◆ **Exercise passage**
++++++++++

LuceneSearch is dead, long live MWSearch!

I’ve made a couple more cleanup fixes to the core search UI behavior, so namespace selections work more consistently, and have gone ahead and switched it in as the sole search interface on all Wikimedia wikis.

This means the LuceneSearch extension is officially obsolete. The MWSearch extension provides a back-end plugin for MediaWiki’s core search user interface, and all further front-end work should be done in core where it’ll benefit everybody.

Note that many Wikimedia sites have put in local JavaScript hacks to add extra external search options to the form; unfortunately they have used particular form IDs specific to the old, obsolete extension.

I took the liberty of adapting the English Wikipedia’s JS to work with either case.

Please feel free to pass that fix on to other wikis.

First production <video> tag support lands… without Ogg support

So, Apple pushed out Safari 3.1 for Mac and Windows today, which adds support for the HTML 5 <video> tag… unfortunately, without native Ogg support. :(

Fortunately, it uses QuickTime as the backend, so if you have the XiphQT plugins installed, it will play Ogg Vorbis and Theora files. Yay!

Filed two three bugs for our video plugin detection on Safari…

Wikipedia search front-end updates

Ok, first things first: I’ve lifted the old restriction that disabled search context display for visitors who aren’t logged in. This makes searching much nicer!

The restriction was put in place in November 2005 as a temporary emergency measure to relieve pressure on the database servers. In the intermediate time, our capacity has caught up a lot better and switching it back in caused only a modest bump in visible server load.

Looking forward, I’ve set it up so you can test how the new search plugin will look on Wikipedia once we’ve fully enabled it:

The new plugin uses MediaWiki’s core search UI. Right now the only “cool” thing in it is the image thumbnail display, but as we continue to improve it it’s going to become a lot prettier for all MediaWiki users, not just for Wikipedia.

Update: The core search UI has been partially updated, and now more or less matches the style of the LuceneSearch plugin. Still some tweaks to do, and plenty of further improvements to make!

TODO: MediaWiki’s MySQL search backend

Some problems and solutions…

Problem 0: Wildcard searches don’t work

  • This was fixed in 1.12! You can search for “releas*” and match both “release” and “releasing” etc.

Problem 1: Minimum length and stopwords

  • People don’t like when their searches can’t turn up their favorite acronyms and such
    You can tweak the MySQL configuration… server-wide… if you have enough permissions on the server…

  • We can hack a transformation like we do for Unicode: append x00 or such to small words to force them to be indexed.

Problem 2: The table crashes sometimes

  • People often get mystified when the searchindex table is marked crashed.
  • Catch the error: try a REPAIR TABLE transparently, and display a friendlier error if that fails.

Problem 3: Separate title and text search results are ugly and hard to manage

  • People are used to Google-style searches where you just get one set of results which takes both title and body text into account.
  • Merge the title into the text index and return one set of results only.

Problem 4: Needs to join to ‘page’ table

  • The search does joins to the ‘page’ table to do namespace & redirect filtering and to return the original page title for result display. These joins can cause ugly slow locks, mixing up the InnoDB world with the MyISAM world.
  • Denormalize: add fields for namespace, original title, and redirect status to ‘searchindex’ table.

++++++++++

◆ **Information**
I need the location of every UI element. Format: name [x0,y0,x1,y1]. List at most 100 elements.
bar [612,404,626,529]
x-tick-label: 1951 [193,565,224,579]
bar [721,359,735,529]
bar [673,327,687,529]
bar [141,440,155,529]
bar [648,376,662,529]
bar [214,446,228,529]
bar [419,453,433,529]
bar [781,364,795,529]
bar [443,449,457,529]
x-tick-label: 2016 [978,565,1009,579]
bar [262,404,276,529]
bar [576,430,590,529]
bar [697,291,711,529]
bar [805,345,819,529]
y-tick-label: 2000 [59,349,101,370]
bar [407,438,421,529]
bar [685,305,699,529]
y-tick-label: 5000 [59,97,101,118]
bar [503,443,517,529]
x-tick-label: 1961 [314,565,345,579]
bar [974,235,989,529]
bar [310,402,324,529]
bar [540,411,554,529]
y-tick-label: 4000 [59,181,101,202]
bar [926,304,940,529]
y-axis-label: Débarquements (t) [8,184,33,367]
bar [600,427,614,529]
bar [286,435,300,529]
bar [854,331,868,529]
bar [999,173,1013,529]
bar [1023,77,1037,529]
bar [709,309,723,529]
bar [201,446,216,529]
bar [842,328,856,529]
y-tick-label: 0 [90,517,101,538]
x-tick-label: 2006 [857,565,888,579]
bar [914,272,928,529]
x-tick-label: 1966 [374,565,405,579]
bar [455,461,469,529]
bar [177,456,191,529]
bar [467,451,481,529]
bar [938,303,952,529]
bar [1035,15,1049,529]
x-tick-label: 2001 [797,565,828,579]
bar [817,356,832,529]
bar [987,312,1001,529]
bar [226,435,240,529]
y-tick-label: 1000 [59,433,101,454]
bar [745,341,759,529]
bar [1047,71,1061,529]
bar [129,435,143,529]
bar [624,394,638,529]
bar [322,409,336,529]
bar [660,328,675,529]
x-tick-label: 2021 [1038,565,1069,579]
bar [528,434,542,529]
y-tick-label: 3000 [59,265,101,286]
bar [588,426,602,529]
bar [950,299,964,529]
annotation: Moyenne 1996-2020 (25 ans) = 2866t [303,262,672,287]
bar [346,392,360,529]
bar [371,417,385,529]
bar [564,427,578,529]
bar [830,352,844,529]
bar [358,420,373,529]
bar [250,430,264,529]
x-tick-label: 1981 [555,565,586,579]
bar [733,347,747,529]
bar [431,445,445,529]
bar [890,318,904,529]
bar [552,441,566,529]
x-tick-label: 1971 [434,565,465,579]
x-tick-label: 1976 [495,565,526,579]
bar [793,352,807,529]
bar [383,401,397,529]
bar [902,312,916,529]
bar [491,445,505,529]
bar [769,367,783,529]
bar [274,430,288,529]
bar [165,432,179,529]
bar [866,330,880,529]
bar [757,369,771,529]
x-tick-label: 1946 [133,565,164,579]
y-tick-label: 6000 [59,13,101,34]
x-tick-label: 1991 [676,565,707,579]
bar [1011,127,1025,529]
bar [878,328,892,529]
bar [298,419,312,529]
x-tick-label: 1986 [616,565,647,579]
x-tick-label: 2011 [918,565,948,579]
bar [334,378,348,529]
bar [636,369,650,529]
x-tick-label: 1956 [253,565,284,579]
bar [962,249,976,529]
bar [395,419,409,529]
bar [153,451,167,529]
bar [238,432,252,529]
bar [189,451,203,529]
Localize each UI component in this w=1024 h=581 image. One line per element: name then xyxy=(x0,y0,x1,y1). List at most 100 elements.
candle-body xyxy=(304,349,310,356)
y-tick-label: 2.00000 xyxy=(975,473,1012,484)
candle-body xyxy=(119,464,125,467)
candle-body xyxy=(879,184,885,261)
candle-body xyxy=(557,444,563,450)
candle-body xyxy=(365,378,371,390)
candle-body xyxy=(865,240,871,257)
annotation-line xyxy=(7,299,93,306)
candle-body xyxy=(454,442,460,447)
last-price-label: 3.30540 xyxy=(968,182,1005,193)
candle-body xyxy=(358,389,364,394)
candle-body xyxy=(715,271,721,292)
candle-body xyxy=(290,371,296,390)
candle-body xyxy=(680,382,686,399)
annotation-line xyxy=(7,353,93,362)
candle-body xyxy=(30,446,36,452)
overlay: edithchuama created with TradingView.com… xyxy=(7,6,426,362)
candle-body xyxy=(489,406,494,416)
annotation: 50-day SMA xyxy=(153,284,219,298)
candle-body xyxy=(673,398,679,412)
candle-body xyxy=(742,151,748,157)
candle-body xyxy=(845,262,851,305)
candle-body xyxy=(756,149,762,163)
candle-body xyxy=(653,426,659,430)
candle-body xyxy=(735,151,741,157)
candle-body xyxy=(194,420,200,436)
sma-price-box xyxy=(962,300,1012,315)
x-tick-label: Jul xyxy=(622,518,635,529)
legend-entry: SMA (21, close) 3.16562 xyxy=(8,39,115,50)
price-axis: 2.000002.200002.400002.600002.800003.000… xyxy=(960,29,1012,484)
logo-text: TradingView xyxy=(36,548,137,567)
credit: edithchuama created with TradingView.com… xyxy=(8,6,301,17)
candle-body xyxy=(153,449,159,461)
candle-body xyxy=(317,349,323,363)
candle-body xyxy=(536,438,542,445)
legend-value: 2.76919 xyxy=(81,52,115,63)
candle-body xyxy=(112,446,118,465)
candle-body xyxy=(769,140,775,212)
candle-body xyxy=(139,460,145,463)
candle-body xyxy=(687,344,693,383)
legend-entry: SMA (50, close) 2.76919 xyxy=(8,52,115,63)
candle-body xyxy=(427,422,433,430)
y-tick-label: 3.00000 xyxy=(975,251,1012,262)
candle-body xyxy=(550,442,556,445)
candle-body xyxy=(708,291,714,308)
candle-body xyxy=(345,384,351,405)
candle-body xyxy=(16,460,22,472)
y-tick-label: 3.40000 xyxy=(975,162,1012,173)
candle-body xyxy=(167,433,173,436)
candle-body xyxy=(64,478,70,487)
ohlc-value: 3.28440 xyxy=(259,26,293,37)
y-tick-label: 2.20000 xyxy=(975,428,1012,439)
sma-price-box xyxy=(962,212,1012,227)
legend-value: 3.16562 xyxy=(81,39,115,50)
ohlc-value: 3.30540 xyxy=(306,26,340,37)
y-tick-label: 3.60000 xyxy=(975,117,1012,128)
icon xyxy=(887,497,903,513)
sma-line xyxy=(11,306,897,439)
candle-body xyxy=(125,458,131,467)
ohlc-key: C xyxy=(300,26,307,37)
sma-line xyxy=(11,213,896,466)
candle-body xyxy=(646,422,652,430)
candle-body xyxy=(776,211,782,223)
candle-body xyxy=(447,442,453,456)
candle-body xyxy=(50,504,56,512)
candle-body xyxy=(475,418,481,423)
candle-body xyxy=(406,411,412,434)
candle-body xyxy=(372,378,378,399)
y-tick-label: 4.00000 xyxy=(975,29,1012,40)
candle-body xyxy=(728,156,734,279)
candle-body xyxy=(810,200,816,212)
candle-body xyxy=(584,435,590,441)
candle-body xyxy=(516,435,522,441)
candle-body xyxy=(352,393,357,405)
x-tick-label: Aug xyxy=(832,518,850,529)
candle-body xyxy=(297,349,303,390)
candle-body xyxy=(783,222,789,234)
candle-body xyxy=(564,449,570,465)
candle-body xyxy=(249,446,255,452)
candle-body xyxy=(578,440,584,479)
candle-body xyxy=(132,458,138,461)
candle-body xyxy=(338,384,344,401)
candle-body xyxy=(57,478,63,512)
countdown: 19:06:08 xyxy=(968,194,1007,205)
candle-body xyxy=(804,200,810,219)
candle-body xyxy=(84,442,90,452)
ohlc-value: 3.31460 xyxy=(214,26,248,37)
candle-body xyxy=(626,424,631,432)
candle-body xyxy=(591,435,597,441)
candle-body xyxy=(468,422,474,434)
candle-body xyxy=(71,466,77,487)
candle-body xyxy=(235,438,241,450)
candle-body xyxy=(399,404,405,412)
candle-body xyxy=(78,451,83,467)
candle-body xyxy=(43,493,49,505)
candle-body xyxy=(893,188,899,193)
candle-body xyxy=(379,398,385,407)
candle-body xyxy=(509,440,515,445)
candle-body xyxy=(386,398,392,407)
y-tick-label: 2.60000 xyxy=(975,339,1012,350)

++++++++++

Retype the stretch of the MediaWiki search posts from "Wikipedia search front-end" through "visible server load.", word for word. The listing comes from a source unrelated to the MediaWiki search posts.

◆ **Completed task**
Wikipedia search front-end updates

Ok, first things first: I’ve lifted the old restriction that disabled search context display for visitors who aren’t logged in. This makes searching much nicer!

The restriction was put in place in November 2005 as a temporary emergency measure to relieve pressure on the database servers. In the intermediate time, our capacity has caught up a lot better and switching it back in caused only a modest bump in visible server load.